_To do_
Convert the stretch from the line containing "Patent image size: (600, 556)." through the last line into a JSON list of strings, one string per line, with blank lines omitted.

_Record extracts_
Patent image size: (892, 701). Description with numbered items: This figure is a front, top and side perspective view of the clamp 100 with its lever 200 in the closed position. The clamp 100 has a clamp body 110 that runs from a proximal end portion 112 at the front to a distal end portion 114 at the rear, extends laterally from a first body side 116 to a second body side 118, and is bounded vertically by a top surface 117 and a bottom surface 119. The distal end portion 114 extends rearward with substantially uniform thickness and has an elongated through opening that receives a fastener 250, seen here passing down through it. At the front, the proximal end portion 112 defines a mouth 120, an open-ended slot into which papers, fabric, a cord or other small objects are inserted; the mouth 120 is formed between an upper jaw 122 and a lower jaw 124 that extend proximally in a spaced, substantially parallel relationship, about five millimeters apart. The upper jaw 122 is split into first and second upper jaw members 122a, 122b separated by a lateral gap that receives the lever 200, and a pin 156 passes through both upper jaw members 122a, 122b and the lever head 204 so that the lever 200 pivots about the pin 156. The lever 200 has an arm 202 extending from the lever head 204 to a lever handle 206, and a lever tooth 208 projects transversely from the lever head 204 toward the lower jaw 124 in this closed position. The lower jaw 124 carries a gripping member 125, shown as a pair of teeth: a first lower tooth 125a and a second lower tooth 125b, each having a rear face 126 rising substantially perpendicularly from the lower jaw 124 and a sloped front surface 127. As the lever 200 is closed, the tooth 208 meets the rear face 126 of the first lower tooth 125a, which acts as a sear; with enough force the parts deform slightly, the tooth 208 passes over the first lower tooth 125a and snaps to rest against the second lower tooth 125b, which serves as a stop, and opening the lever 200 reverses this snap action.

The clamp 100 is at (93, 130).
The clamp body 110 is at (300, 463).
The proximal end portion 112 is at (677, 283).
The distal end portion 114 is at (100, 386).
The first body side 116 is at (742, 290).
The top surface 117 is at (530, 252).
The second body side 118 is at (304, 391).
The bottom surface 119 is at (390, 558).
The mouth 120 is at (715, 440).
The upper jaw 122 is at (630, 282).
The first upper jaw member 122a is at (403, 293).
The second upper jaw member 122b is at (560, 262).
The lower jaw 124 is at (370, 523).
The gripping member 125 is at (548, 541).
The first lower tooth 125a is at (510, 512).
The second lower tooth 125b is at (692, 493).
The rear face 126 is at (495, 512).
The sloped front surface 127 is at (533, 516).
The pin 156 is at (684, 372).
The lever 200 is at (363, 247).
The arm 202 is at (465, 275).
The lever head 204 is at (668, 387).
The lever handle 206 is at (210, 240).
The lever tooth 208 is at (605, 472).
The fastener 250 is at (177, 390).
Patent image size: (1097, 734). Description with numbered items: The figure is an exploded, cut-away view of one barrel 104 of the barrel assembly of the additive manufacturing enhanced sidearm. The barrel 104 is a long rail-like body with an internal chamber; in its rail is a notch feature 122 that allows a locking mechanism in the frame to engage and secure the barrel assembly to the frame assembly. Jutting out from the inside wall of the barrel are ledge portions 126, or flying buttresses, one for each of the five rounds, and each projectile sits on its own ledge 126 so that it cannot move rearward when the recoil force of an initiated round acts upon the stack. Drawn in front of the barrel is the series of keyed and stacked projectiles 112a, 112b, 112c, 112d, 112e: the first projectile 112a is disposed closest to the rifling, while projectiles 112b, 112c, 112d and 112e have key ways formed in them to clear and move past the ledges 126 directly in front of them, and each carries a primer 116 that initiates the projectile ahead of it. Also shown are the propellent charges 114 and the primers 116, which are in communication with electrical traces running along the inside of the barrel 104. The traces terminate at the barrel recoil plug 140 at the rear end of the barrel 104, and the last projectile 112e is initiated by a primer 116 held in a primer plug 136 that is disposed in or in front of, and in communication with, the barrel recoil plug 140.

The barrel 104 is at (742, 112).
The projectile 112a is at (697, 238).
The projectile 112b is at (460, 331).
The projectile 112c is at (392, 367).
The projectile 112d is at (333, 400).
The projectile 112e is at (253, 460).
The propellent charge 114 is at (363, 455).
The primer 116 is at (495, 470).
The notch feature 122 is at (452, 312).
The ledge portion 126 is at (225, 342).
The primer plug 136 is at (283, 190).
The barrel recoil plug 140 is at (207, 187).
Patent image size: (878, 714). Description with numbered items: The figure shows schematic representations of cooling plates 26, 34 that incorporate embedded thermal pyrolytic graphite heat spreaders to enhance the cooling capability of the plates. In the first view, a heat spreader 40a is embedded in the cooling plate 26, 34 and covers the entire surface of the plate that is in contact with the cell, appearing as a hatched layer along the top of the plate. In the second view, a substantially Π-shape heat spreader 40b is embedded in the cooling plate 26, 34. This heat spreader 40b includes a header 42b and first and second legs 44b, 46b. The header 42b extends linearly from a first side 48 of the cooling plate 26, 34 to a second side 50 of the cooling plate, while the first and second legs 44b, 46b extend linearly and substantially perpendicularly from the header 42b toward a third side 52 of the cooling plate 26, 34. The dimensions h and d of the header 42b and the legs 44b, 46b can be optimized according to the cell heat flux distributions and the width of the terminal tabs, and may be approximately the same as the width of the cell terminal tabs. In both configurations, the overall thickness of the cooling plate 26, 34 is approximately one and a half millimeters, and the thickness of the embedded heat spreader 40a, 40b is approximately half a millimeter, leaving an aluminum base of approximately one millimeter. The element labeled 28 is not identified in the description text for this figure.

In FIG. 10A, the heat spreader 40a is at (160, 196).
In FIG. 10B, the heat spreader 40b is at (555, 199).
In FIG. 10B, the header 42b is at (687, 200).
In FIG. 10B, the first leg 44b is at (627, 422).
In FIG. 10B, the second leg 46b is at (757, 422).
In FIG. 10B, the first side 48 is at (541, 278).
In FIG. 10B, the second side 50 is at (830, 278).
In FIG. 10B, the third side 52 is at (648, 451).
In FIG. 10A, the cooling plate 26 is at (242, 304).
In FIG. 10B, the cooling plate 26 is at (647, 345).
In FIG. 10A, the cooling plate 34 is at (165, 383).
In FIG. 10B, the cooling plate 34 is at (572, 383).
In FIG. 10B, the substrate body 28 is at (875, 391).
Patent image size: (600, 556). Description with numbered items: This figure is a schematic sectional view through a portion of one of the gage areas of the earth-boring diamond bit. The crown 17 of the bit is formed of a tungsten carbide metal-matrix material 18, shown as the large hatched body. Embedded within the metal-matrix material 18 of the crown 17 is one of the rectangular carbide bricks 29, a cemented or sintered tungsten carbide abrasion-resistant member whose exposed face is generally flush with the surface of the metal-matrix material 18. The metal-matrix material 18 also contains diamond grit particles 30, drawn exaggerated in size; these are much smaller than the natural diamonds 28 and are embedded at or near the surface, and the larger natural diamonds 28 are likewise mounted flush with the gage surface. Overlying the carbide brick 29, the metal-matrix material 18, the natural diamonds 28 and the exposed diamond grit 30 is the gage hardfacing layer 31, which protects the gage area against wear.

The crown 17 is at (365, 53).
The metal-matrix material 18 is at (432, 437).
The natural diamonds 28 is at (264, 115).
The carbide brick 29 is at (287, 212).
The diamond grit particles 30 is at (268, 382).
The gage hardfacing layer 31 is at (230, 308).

_Problem solution_
[
  "Patent image size: (600, 556). Description with numbered items: This figure is a schematic sectional view through a portion of one of the gage areas of the earth-boring diamond bit. The crown 17 of the bit is formed of a tungsten carbide metal-matrix material 18, shown as the large hatched body. Embedded within the metal-matrix material 18 of the crown 17 is one of the rectangular carbide bricks 29, a cemented or sintered tungsten carbide abrasion-resistant member whose exposed face is generally flush with the surface of the metal-matrix material 18. The metal-matrix material 18 also contains diamond grit particles 30, drawn exaggerated in size; these are much smaller than the natural diamonds 28 and are embedded at or near the surface, and the larger natural diamonds 28 are likewise mounted flush with the gage surface. Overlying the carbide brick 29, the metal-matrix material 18, the natural diamonds 28 and the exposed diamond grit 30 is the gage hardfacing layer 31, which protects the gage area against wear.",
  "The crown 17 is at (365, 53).",
  "The metal-matrix material 18 is at (432, 437).",
  "The natural diamonds 28 is at (264, 115).",
  "The carbide brick 29 is at (287, 212).",
  "The diamond grit particles 30 is at (268, 382).",
  "The gage hardfacing layer 31 is at (230, 308)."
]